**WHAT IS EXPECTED:** Search the material below for the string "heading" and extract each line that has it.

Collected data:
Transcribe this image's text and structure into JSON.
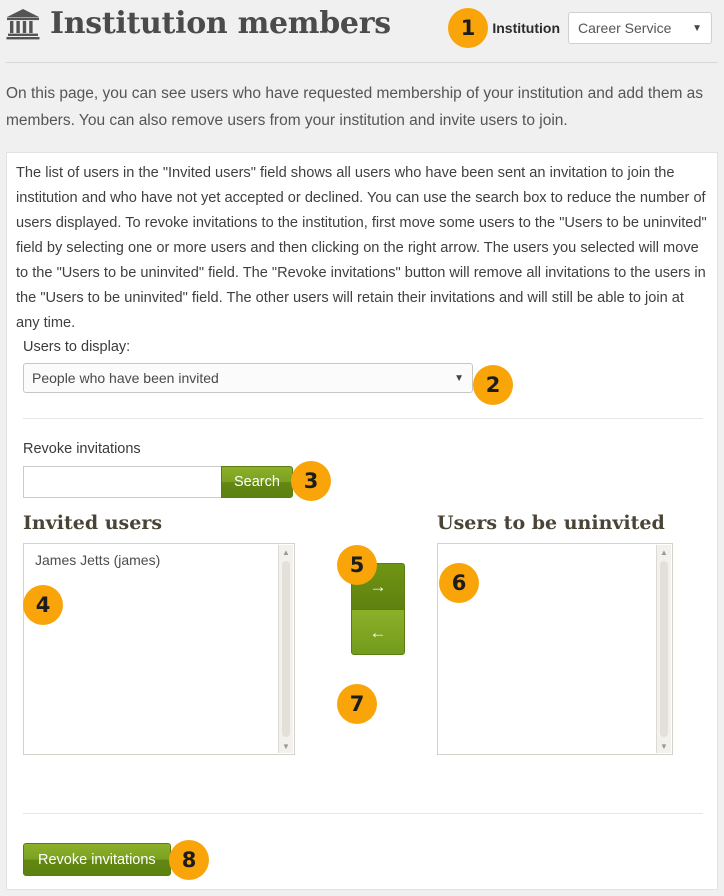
{
  "header": {
    "title": "Institution members",
    "icon": "bank-institution-icon",
    "institution_label": "Institution",
    "institution_selected": "Career Service",
    "caret": "▼"
  },
  "intro": "On this page, you can see users who have requested membership of your institution and add them as members. You can also remove users from your institution and invite users to join.",
  "panel": {
    "description": "The list of users in the \"Invited users\" field shows all users who have been sent an invitation to join the institution and who have not yet accepted or declined. You can use the search box to reduce the number of users displayed. To revoke invitations to the institution, first move some users to the \"Users to be uninvited\" field by selecting one or more users and then clicking on the right arrow. The users you selected will move to the \"Users to be uninvited\" field. The \"Revoke invitations\" button will remove all invitations to the users in the \"Users to be uninvited\" field. The other users will retain their invitations and will still be able to join at any time.",
    "users_to_display": {
      "label": "Users to display:",
      "selected": "People who have been invited",
      "caret": "▼"
    },
    "revoke_section": {
      "label": "Revoke invitations",
      "search_value": "",
      "search_placeholder": "",
      "search_button": "Search"
    },
    "invited_users": {
      "heading": "Invited users",
      "options": [
        "James Jetts (james)"
      ]
    },
    "uninvited_users": {
      "heading": "Users to be uninvited",
      "options": []
    },
    "arrows": {
      "move_right": "→",
      "move_left": "←",
      "scroll_up": "▲",
      "scroll_down": "▼"
    },
    "submit_button": "Revoke invitations"
  },
  "callouts": [
    {
      "n": "1"
    },
    {
      "n": "2"
    },
    {
      "n": "3"
    },
    {
      "n": "4"
    },
    {
      "n": "5"
    },
    {
      "n": "6"
    },
    {
      "n": "7"
    },
    {
      "n": "8"
    }
  ],
  "colors": {
    "accent_orange": "#f9a50a",
    "button_green": "#7ba122",
    "page_background": "#f0f0f0",
    "panel_background": "#ffffff"
  }
}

**THE OUTPUT:**
      "heading": "Invited users",
      "heading": "Users to be uninvited",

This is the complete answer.